- Exercise requirements -
Say how many lines of the listing below contain "power", giving the number and nothing else.

- Provided entries -
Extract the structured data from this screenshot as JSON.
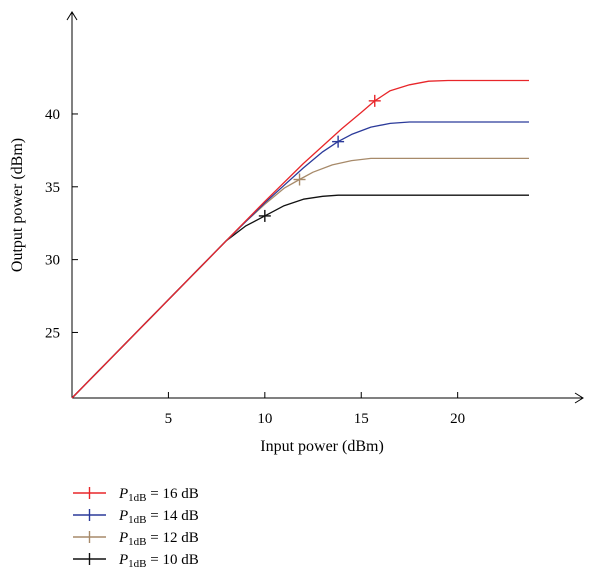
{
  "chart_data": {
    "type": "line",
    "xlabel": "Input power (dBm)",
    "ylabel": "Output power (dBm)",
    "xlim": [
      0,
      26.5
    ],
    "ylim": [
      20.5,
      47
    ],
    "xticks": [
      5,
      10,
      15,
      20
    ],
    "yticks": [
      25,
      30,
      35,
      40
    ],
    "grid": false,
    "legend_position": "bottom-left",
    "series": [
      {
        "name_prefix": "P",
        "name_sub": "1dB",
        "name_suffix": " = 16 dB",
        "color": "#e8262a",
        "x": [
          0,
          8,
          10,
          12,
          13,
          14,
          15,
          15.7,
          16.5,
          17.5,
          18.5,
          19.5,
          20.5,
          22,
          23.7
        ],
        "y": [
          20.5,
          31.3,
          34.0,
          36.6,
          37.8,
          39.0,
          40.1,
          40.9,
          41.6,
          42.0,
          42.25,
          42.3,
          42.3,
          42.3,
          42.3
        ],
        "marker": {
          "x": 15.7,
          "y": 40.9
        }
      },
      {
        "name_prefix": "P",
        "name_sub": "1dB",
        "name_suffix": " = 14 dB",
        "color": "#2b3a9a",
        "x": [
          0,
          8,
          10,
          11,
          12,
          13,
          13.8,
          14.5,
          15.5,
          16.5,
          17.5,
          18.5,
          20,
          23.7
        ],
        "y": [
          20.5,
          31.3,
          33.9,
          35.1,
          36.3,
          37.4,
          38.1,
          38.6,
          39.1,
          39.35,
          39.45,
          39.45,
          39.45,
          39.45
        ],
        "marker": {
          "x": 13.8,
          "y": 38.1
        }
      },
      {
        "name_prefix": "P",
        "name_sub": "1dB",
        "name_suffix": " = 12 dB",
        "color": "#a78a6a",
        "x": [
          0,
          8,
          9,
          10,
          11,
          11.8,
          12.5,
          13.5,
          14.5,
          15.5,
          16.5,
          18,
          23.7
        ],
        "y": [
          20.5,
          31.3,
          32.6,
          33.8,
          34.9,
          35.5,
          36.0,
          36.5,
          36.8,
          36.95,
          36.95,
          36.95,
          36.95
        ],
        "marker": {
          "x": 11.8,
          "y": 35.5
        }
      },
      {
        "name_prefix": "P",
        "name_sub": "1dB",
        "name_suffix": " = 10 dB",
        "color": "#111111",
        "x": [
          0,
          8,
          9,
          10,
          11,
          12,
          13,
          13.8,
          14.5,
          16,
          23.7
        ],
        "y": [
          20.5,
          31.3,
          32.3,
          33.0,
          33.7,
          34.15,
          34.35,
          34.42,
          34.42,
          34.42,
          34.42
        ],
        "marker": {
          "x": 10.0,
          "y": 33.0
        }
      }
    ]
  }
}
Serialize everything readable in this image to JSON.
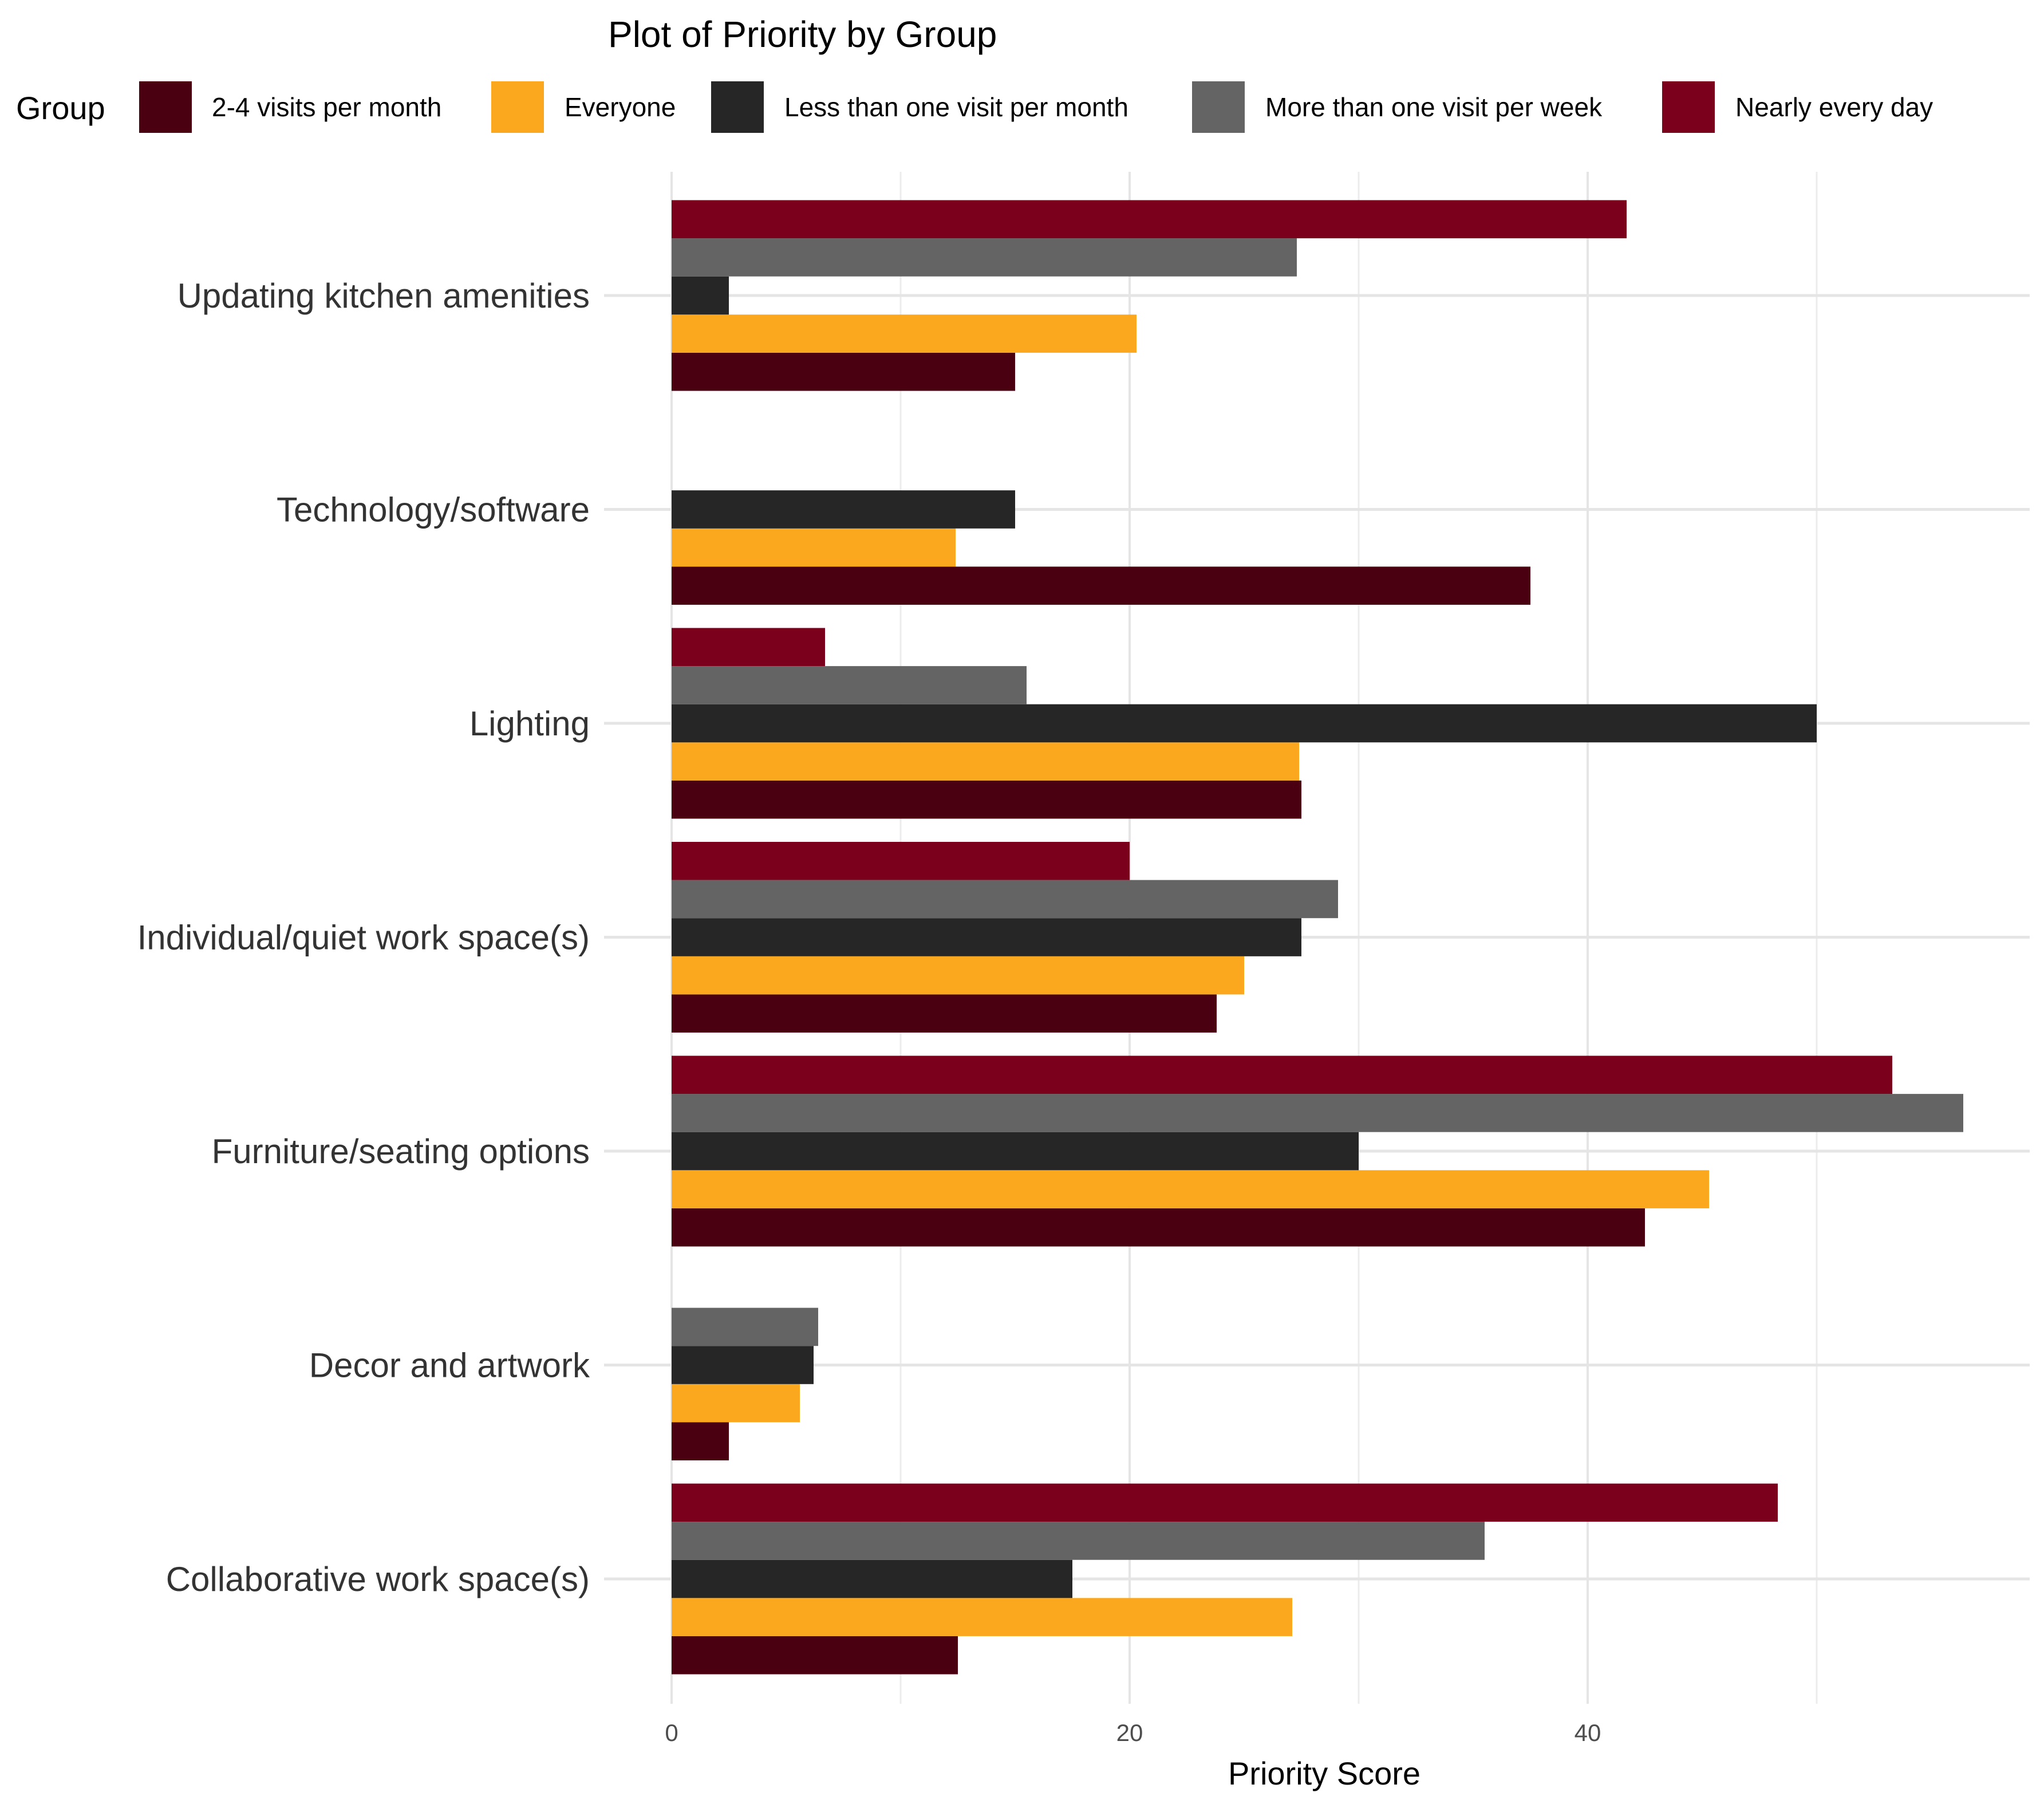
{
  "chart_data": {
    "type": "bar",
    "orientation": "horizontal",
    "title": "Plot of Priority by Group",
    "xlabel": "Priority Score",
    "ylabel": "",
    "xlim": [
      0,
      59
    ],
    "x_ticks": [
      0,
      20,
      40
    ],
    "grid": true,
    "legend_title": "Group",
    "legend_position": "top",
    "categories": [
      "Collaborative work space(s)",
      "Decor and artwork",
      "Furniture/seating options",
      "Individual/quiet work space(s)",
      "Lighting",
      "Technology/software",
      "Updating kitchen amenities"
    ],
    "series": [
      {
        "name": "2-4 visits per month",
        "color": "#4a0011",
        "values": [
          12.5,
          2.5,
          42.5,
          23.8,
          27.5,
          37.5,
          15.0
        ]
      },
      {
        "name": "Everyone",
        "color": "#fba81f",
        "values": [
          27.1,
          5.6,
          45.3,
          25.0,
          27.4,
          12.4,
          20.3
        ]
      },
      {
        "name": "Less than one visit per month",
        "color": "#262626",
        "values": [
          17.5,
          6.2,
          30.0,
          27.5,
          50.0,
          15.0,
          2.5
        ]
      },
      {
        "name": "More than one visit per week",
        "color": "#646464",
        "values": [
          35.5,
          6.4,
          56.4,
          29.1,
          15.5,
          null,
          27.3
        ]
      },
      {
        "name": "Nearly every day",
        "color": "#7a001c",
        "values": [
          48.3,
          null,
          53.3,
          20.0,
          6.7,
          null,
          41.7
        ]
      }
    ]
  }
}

- Solution for this problem -
2